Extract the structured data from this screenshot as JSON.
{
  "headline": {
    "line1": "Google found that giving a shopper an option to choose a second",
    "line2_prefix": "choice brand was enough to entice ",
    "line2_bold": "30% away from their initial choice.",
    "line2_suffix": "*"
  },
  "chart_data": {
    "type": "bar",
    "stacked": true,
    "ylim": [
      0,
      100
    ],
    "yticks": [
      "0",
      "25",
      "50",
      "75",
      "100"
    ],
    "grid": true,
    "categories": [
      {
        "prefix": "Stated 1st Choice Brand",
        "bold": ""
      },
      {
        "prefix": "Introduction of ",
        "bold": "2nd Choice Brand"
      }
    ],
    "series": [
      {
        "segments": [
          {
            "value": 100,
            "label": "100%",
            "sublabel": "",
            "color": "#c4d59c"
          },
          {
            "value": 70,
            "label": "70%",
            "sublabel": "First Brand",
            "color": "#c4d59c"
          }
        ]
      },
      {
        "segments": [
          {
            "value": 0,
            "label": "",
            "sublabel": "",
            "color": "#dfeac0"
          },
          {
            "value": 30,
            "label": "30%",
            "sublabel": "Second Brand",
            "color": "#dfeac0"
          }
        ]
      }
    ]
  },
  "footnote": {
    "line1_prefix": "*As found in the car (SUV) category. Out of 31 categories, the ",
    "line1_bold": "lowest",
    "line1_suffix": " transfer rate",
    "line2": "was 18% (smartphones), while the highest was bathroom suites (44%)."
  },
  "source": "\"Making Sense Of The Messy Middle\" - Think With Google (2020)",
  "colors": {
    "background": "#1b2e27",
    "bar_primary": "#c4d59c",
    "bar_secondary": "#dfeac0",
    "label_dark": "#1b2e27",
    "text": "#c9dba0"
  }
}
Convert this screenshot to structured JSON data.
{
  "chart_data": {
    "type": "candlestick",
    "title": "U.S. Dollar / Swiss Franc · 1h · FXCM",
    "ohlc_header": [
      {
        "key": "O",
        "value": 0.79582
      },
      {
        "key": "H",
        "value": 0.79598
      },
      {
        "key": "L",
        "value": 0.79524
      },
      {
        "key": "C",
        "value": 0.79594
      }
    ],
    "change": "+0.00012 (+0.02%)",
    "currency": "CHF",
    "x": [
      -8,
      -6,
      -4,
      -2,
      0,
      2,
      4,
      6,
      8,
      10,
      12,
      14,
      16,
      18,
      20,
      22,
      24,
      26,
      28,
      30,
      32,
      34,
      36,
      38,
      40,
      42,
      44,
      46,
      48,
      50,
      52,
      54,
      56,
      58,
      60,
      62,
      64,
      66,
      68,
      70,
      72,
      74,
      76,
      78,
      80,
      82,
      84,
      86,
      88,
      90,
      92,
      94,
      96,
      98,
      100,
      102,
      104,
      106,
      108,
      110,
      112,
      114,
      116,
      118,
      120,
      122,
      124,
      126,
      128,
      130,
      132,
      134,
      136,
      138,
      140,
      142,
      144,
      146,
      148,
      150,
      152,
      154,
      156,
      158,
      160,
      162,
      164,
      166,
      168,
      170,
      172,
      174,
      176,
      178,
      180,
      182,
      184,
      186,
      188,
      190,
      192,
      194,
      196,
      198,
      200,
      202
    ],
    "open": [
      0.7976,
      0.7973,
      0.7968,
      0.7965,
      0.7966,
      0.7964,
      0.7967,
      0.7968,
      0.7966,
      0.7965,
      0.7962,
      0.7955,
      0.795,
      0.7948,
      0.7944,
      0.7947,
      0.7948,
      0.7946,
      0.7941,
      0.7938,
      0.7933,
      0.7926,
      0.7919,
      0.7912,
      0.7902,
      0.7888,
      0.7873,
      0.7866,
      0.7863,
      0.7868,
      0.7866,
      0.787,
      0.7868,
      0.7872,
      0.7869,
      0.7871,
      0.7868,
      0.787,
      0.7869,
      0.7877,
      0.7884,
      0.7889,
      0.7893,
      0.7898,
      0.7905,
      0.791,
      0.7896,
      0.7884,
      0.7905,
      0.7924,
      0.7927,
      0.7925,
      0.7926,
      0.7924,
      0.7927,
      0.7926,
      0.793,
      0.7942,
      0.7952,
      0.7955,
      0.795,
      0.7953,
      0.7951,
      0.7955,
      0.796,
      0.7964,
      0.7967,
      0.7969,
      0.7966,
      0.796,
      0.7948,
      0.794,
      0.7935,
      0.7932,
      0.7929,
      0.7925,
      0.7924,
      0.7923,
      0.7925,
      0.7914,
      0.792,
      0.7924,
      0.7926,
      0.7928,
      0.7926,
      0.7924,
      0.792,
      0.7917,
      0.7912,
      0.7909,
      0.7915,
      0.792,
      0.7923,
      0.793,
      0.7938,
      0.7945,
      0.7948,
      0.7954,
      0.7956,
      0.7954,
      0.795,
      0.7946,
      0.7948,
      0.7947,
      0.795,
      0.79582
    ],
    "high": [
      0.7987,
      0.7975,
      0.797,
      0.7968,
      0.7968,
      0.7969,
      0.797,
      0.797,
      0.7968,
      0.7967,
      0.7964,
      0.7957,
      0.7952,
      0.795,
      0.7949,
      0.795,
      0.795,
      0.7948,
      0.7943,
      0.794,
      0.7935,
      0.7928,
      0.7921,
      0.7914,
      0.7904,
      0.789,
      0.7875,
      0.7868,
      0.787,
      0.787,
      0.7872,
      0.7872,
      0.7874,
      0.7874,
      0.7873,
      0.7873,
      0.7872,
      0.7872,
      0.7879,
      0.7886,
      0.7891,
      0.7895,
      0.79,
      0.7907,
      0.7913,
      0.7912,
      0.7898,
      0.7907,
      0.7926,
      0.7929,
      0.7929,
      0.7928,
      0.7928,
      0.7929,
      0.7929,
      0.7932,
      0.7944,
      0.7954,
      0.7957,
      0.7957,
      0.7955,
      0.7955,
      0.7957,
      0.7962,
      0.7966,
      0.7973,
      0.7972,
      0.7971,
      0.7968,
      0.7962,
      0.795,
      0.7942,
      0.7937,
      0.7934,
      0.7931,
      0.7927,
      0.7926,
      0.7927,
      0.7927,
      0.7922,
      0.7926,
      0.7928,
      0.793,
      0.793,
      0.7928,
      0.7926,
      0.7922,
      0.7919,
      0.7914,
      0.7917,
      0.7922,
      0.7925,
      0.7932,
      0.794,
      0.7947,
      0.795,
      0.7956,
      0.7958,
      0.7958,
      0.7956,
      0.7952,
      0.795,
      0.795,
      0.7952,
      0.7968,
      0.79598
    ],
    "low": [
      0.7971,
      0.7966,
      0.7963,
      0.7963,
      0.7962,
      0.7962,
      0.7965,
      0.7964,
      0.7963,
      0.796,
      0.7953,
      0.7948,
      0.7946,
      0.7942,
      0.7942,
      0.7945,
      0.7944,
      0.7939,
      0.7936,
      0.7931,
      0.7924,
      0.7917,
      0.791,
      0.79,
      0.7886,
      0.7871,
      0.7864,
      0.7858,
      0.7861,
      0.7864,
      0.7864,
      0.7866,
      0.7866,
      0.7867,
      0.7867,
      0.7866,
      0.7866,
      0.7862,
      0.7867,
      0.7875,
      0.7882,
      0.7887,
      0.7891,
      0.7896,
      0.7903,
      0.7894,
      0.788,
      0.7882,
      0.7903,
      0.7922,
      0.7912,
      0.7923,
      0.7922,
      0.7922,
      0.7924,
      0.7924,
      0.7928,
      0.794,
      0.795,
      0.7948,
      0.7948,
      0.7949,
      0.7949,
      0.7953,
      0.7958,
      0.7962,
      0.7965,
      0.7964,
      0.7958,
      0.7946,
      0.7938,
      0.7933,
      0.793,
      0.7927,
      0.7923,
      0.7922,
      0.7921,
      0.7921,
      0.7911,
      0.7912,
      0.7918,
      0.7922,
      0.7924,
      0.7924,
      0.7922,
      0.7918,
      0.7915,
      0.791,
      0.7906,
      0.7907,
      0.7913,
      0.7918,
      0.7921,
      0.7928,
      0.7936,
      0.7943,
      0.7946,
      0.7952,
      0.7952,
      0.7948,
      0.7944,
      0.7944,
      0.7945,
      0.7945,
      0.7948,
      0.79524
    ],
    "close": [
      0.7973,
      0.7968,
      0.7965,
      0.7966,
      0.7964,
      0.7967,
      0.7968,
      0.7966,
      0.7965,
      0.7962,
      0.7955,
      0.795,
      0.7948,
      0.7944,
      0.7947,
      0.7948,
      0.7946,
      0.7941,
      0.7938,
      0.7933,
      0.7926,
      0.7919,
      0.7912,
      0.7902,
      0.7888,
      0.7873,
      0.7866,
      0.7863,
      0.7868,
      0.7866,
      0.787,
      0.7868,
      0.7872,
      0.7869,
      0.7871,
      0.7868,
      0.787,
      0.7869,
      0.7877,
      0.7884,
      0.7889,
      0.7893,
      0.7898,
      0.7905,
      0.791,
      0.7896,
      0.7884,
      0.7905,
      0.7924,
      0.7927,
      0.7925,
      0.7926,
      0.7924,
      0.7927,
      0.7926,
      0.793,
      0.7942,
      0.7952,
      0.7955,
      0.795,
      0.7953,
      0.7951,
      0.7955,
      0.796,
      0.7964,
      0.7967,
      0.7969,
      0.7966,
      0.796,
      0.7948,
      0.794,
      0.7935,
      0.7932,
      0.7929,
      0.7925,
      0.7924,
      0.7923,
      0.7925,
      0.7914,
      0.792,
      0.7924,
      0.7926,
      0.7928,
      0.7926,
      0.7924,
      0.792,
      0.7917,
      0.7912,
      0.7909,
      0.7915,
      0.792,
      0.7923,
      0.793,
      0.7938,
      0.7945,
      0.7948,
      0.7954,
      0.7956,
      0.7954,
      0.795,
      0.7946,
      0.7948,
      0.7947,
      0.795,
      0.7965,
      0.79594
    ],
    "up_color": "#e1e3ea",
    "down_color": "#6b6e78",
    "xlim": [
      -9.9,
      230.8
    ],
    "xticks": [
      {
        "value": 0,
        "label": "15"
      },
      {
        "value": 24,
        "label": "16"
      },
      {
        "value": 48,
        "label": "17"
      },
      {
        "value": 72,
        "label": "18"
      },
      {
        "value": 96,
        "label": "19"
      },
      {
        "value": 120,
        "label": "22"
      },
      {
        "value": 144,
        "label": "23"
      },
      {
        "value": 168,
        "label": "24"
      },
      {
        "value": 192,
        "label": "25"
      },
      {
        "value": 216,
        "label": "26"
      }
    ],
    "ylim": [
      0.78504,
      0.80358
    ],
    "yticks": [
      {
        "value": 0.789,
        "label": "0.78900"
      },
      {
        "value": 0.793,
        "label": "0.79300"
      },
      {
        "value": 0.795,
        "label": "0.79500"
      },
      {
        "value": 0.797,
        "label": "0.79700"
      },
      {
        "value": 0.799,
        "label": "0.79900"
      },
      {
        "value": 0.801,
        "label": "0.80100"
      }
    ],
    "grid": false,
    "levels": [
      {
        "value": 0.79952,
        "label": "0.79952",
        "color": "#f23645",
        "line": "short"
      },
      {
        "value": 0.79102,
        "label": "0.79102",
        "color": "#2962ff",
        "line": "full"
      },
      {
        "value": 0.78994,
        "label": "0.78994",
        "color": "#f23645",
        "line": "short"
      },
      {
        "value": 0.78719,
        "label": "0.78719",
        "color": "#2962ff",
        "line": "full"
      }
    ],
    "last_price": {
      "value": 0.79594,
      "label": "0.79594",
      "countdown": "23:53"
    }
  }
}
========================================================================
§ INSTRUCTIONS FOR THE TASK
Gather and copy every line of the data in which the string "from" is found.

§ FINAL RESULT
Extract the structured data from this screenshot as JSON.
    "line2_bold": "30% away from their initial choice.",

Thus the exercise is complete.